*Problem details*.
Set down, in full, every record in the block.

*Data*.
####################
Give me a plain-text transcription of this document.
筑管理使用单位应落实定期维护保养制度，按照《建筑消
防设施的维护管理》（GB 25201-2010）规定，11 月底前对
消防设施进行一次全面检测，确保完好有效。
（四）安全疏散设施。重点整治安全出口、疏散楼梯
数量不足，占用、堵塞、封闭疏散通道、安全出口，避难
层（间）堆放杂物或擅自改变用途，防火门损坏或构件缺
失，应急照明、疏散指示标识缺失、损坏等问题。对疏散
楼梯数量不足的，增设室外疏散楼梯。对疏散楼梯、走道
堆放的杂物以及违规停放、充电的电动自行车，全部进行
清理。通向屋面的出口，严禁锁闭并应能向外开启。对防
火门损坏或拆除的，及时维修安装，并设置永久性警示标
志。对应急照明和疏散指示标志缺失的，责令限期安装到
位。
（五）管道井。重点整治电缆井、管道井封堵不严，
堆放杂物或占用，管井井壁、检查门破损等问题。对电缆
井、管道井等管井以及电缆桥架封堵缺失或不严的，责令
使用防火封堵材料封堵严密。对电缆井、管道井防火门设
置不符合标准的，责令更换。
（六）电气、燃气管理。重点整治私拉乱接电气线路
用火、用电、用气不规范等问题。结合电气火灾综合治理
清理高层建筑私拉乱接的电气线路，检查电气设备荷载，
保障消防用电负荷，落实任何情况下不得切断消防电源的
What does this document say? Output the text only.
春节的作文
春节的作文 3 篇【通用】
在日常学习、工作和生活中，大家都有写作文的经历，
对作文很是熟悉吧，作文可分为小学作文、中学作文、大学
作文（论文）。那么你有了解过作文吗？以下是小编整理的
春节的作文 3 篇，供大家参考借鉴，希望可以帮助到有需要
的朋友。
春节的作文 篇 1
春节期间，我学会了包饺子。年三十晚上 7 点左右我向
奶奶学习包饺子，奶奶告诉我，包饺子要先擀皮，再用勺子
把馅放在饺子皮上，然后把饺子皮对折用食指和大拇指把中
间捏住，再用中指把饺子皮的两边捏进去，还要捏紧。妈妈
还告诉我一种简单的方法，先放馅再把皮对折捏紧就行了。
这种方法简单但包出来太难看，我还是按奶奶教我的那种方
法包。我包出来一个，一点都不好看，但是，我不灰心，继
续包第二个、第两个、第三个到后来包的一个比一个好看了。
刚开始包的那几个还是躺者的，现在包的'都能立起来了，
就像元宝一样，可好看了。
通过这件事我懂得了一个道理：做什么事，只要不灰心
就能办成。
####################
*Solution to the problem*.
Give me a plain-text transcription of this document.
筑管理使用单位应落实定期维护保养制度，按照《建筑消
防设施的维护管理》（GB 25201-2010）规定，11 月底前对
消防设施进行一次全面检测，确保完好有效。
（四）安全疏散设施。重点整治安全出口、疏散楼梯
数量不足，占用、堵塞、封闭疏散通道、安全出口，避难
层（间）堆放杂物或擅自改变用途，防火门损坏或构件缺
失，应急照明、疏散指示标识缺失、损坏等问题。对疏散
楼梯数量不足的，增设室外疏散楼梯。对疏散楼梯、走道
堆放的杂物以及违规停放、充电的电动自行车，全部进行
清理。通向屋面的出口，严禁锁闭并应能向外开启。对防
火门损坏或拆除的，及时维修安装，并设置永久性警示标
志。对应急照明和疏散指示标志缺失的，责令限期安装到
位。
（五）管道井。重点整治电缆井、管道井封堵不严，
堆放杂物或占用，管井井壁、检查门破损等问题。对电缆
井、管道井等管井以及电缆桥架封堵缺失或不严的，责令
使用防火封堵材料封堵严密。对电缆井、管道井防火门设
置不符合标准的，责令更换。
（六）电气、燃气管理。重点整治私拉乱接电气线路
用火、用电、用气不规范等问题。结合电气火灾综合治理
清理高层建筑私拉乱接的电气线路，检查电气设备荷载，
保障消防用电负荷，落实任何情况下不得切断消防电源的
What does this document say? Output the text only.
春节的作文
春节的作文 3 篇【通用】
在日常学习、工作和生活中，大家都有写作文的经历，
对作文很是熟悉吧，作文可分为小学作文、中学作文、大学
作文（论文）。那么你有了解过作文吗？以下是小编整理的
春节的作文 3 篇，供大家参考借鉴，希望可以帮助到有需要
的朋友。
春节的作文 篇 1
春节期间，我学会了包饺子。年三十晚上 7 点左右我向
奶奶学习包饺子，奶奶告诉我，包饺子要先擀皮，再用勺子
把馅放在饺子皮上，然后把饺子皮对折用食指和大拇指把中
间捏住，再用中指把饺子皮的两边捏进去，还要捏紧。妈妈
还告诉我一种简单的方法，先放馅再把皮对折捏紧就行了。
这种方法简单但包出来太难看，我还是按奶奶教我的那种方
法包。我包出来一个，一点都不好看，但是，我不灰心，继
续包第二个、第两个、第三个到后来包的一个比一个好看了。
刚开始包的那几个还是躺者的，现在包的'都能立起来了，
就像元宝一样，可好看了。
通过这件事我懂得了一个道理：做什么事，只要不灰心
就能办成。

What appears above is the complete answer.